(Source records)
══════════

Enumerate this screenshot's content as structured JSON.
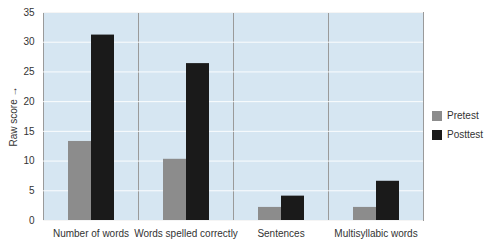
{
  "chart_data": {
    "type": "bar",
    "categories": [
      "Number of words",
      "Words spelled correctly",
      "Sentences",
      "Multisyllabic words"
    ],
    "series": [
      {
        "name": "Pretest",
        "color": "#8c8c8c",
        "values": [
          13.3,
          10.3,
          2.2,
          2.2
        ]
      },
      {
        "name": "Posttest",
        "color": "#1a1a1a",
        "values": [
          31.2,
          26.4,
          4.1,
          6.6
        ]
      }
    ],
    "y_label": "Raw score",
    "ylim": [
      0,
      35
    ],
    "yticks": [
      0,
      5,
      10,
      15,
      20,
      25,
      30,
      35
    ],
    "grid": true,
    "legend": "right"
  }
}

══════════

> [TASK DETAILS] Make an exact copy of all the material, but keep the pictures out of it.

> [RIGHT ANSWER]
Enumerate this screenshot's content as structured JSON.
{
  "chart_data": {
    "type": "bar",
    "categories": [
      "Number of words",
      "Words spelled correctly",
      "Sentences",
      "Multisyllabic words"
    ],
    "series": [
      {
        "name": "Pretest",
        "color": "#8c8c8c",
        "values": [
          13.3,
          10.3,
          2.2,
          2.2
        ]
      },
      {
        "name": "Posttest",
        "color": "#1a1a1a",
        "values": [
          31.2,
          26.4,
          4.1,
          6.6
        ]
      }
    ],
    "y_label": "Raw score",
    "ylim": [
      0,
      35
    ],
    "yticks": [
      0,
      5,
      10,
      15,
      20,
      25,
      30,
      35
    ],
    "grid": true,
    "legend": "right"
  }
}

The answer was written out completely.